● **Document segment**
--*--

Some
bad and ugly things about
2003 Microsoft Office Project Server unleashed
The idea of
working with your project team with a web-based
tool is great, but the interface for 2003
Microsoft Office Project
Server unleashed (Project Web Access), to be polite needs
a lot of work.
In fact, triple the time you think it will take
the time to perform an activity with this
system. If you
think it is going to take your team members 10
minutes a day to update their assignments up
that estimate to 30 minutes when you account for
the poorly designed and written interface. The
cost of a PWA license is cheap at around $150 each, but
if you are going to ask your 200 team members to
spend 20 to 30 minutes to do what should only
take 10 minutes you have just incurred a lot of
long term cost you might not have considered.
Productivity? Compliance?
You are going to have issues and resistance to
this system, that we think is purely a function
of a poor interface. We have worked with
hundreds and hundreds team members who have been
asked to update their assignments in PWA. Never
once have we had a single one of them say
something even close to, "This is going to make
my job easier."

--*--

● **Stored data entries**
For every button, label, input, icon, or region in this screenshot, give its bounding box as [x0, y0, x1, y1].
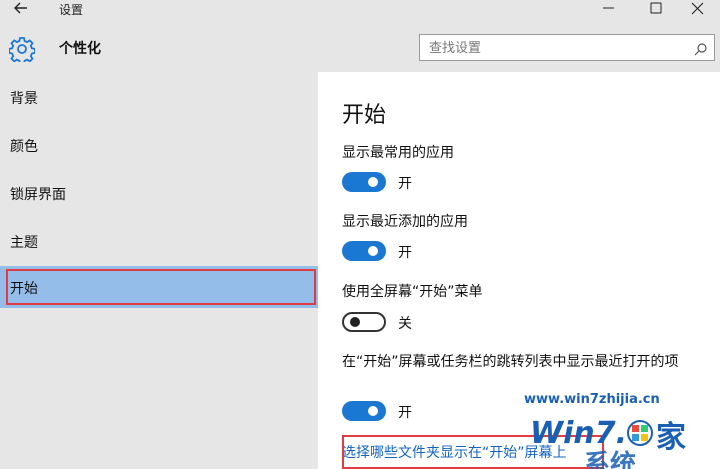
toggle-fullscreen-start[interactable]	[342, 312, 386, 332]
toggle-state-fullscreen-start: 关	[398, 316, 412, 332]
sidebar-item-background[interactable]: 背景	[0, 76, 318, 118]
svg-text:家: 家	[656, 420, 686, 455]
search-input[interactable]	[429, 39, 679, 57]
window-title: 设置	[59, 3, 84, 17]
header: 个性化	[0, 18, 720, 72]
sidebar-item-label: 主题	[10, 235, 38, 251]
svg-text:Win7.: Win7.	[530, 416, 627, 451]
setting-label-fullscreen-start: 使用全屏幕“开始”菜单	[342, 284, 483, 300]
sidebar-item-label: 锁屏界面	[10, 187, 66, 203]
section-title: 开始	[342, 103, 387, 128]
toggle-recent-items[interactable]	[342, 401, 386, 421]
sidebar-item-colors[interactable]: 颜色	[0, 124, 318, 166]
watermark-logo: Win7. 家 系统	[528, 403, 720, 469]
sidebar-item-start[interactable]: 开始	[0, 266, 318, 308]
close-button[interactable]	[675, 0, 720, 18]
toggle-state-recently-added: 开	[398, 245, 412, 261]
setting-label-recently-added: 显示最近添加的应用	[342, 214, 468, 230]
page-title: 个性化	[59, 41, 101, 57]
back-arrow-icon[interactable]	[12, 0, 32, 18]
sidebar: 背景 颜色 锁屏界面 主题 开始	[0, 72, 318, 469]
search-box[interactable]	[419, 34, 715, 61]
highlight-outline	[6, 269, 316, 305]
sidebar-item-themes[interactable]: 主题	[0, 220, 318, 262]
sidebar-item-label: 颜色	[10, 139, 38, 155]
setting-label-recent-items: 在“开始”屏幕或任务栏的跳转列表中显示最近打开的项	[342, 354, 679, 370]
sidebar-item-label: 背景	[10, 91, 38, 107]
toggle-state-most-used: 开	[398, 176, 412, 192]
gear-icon	[8, 36, 36, 65]
toggle-knob	[368, 177, 378, 187]
title-bar: 设置	[0, 0, 720, 18]
toggle-knob	[368, 406, 378, 416]
toggle-knob	[350, 317, 360, 327]
maximize-button[interactable]	[632, 0, 678, 18]
toggle-state-recent-items: 开	[398, 405, 412, 421]
toggle-knob	[368, 246, 378, 256]
minimize-button[interactable]	[586, 0, 632, 18]
sidebar-item-lock-screen[interactable]: 锁屏界面	[0, 172, 318, 214]
setting-label-most-used: 显示最常用的应用	[342, 145, 454, 161]
toggle-most-used[interactable]	[342, 172, 386, 192]
search-icon[interactable]	[694, 41, 708, 56]
svg-text:系统: 系统	[584, 449, 636, 469]
toggle-recently-added[interactable]	[342, 241, 386, 261]
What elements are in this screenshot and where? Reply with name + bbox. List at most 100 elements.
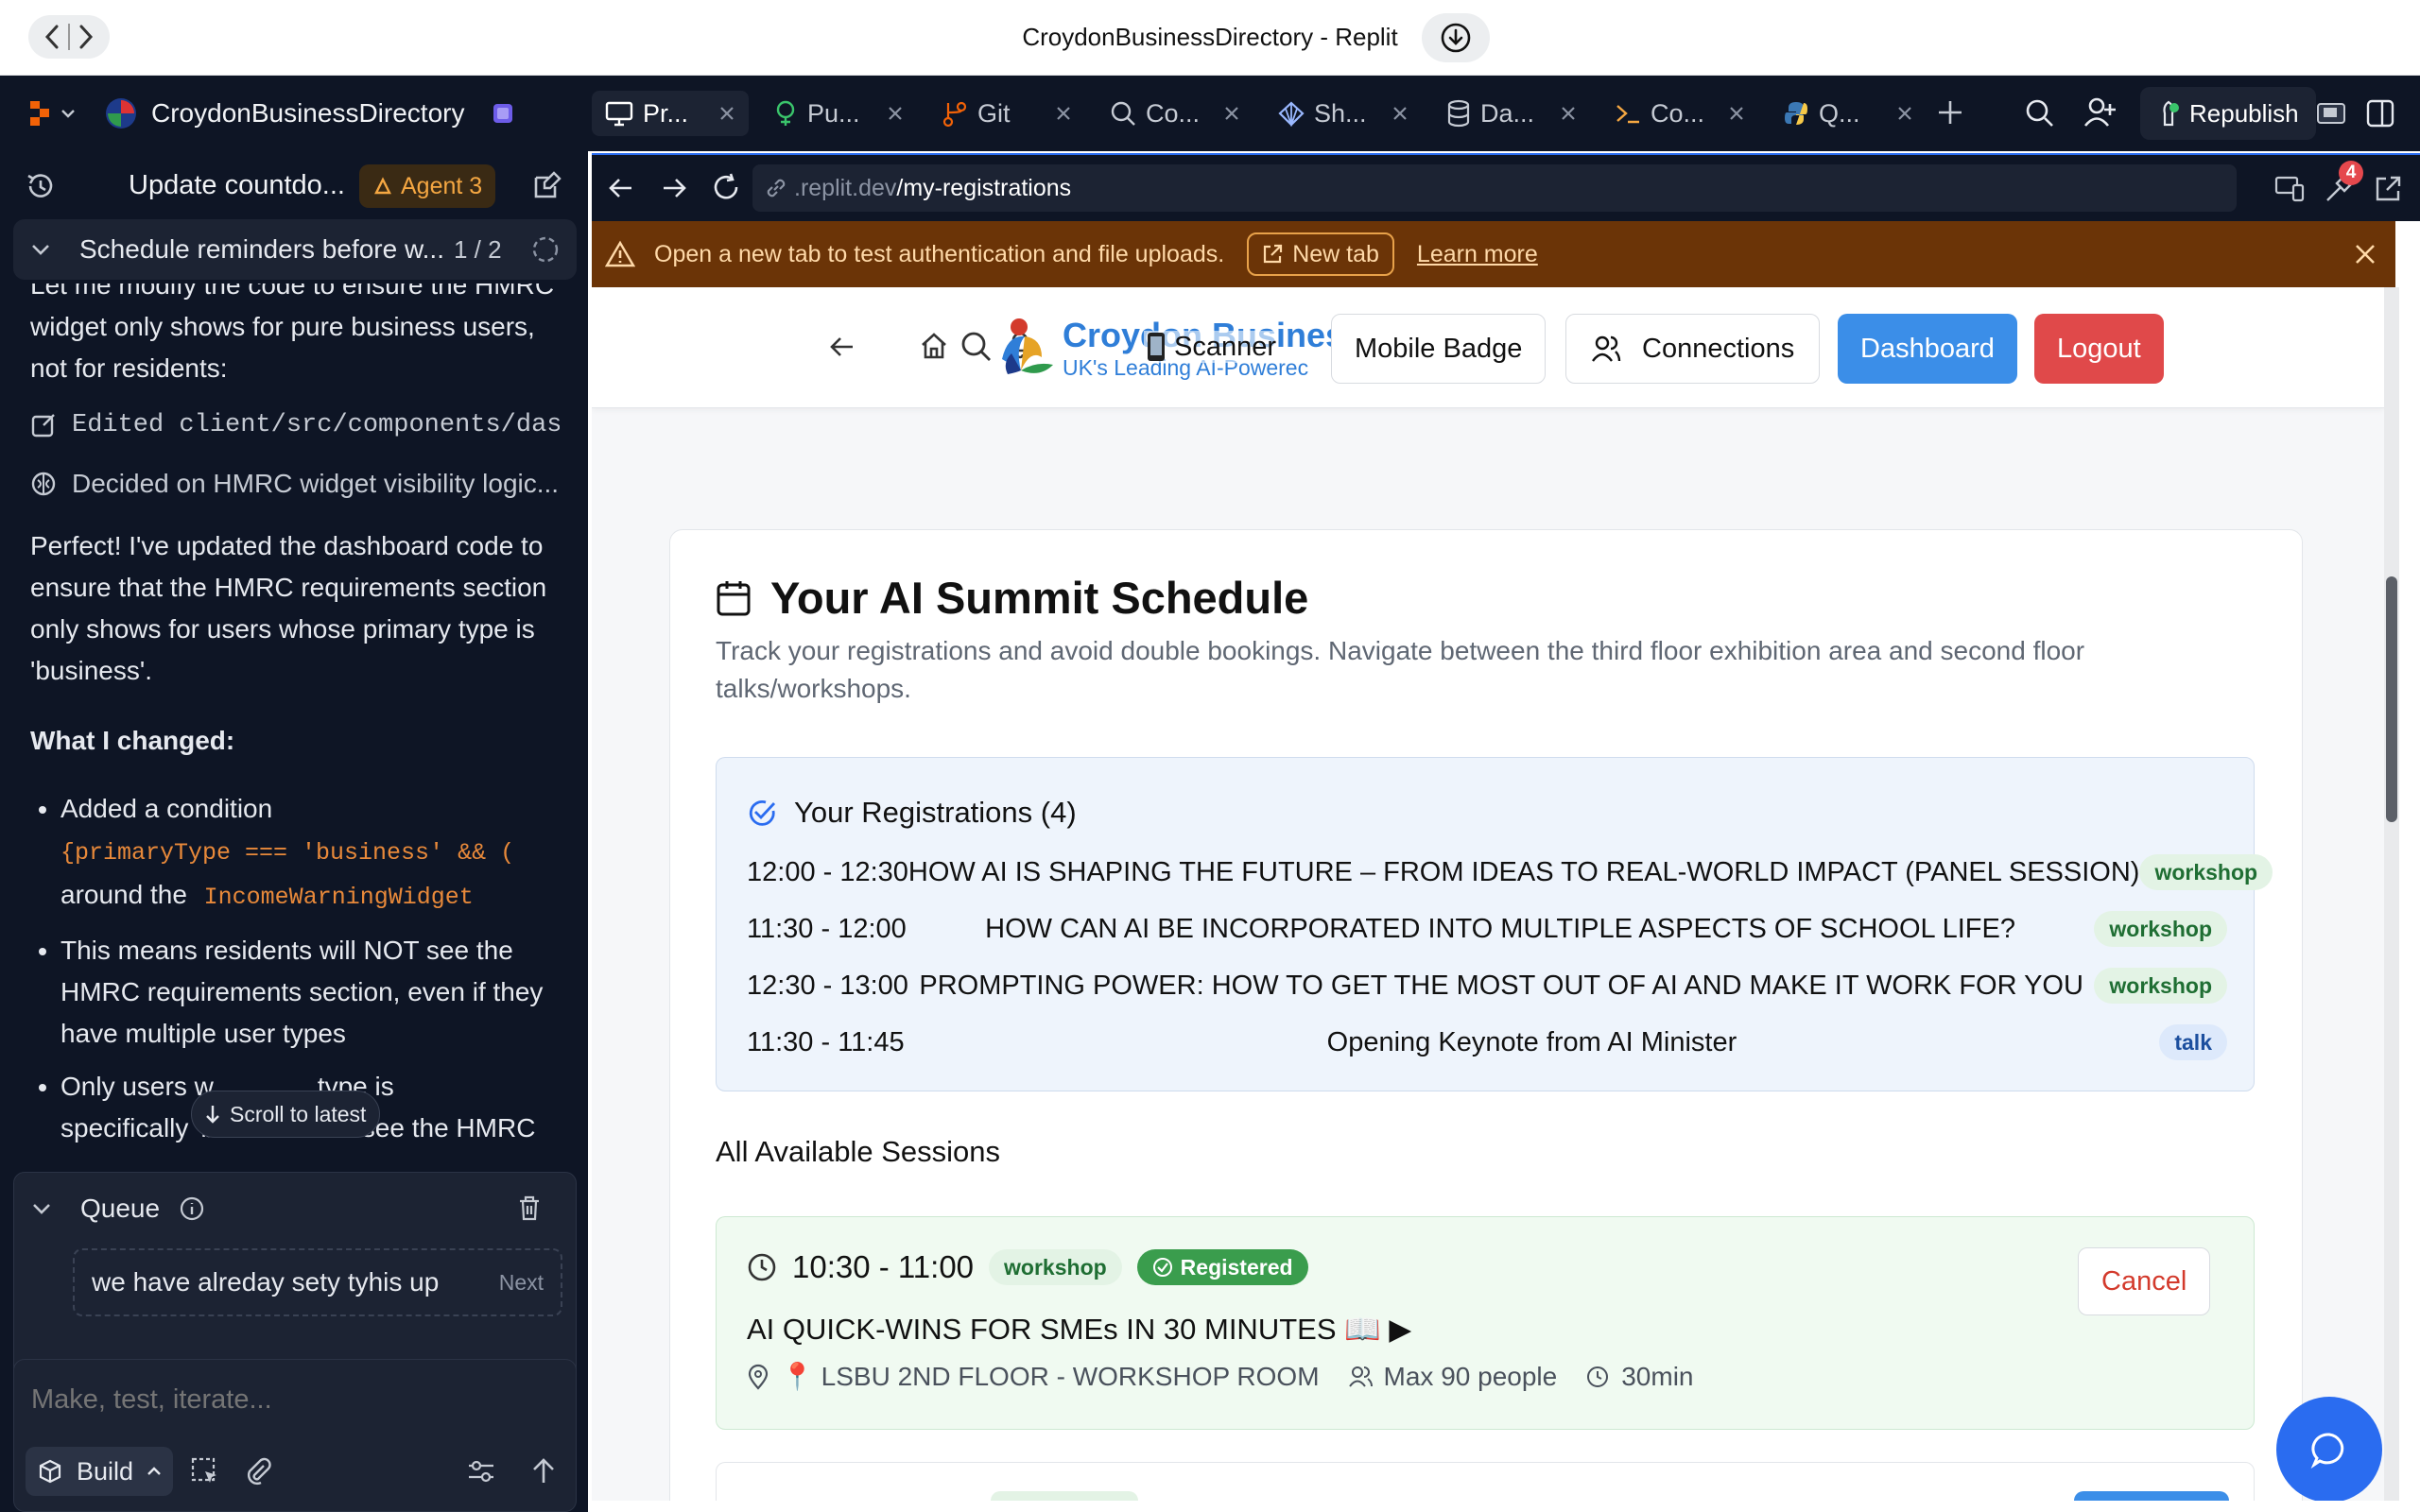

--*--

● **Exercise objective**
Reproduce the stretch of the Project Server critique from "In fact, triple" through "not have considered.".

● **Response to this exercise**
In fact, triple the time you think it will take
the time to perform an activity with this
system. If you
think it is going to take your team members 10
minutes a day to update their assignments up
that estimate to 30 minutes when you account for
the poorly designed and written interface. The
cost of a PWA license is cheap at around $150 each, but
if you are going to ask your 200 team members to
spend 20 to 30 minutes to do what should only
take 10 minutes you have just incurred a lot of
long term cost you might not have considered.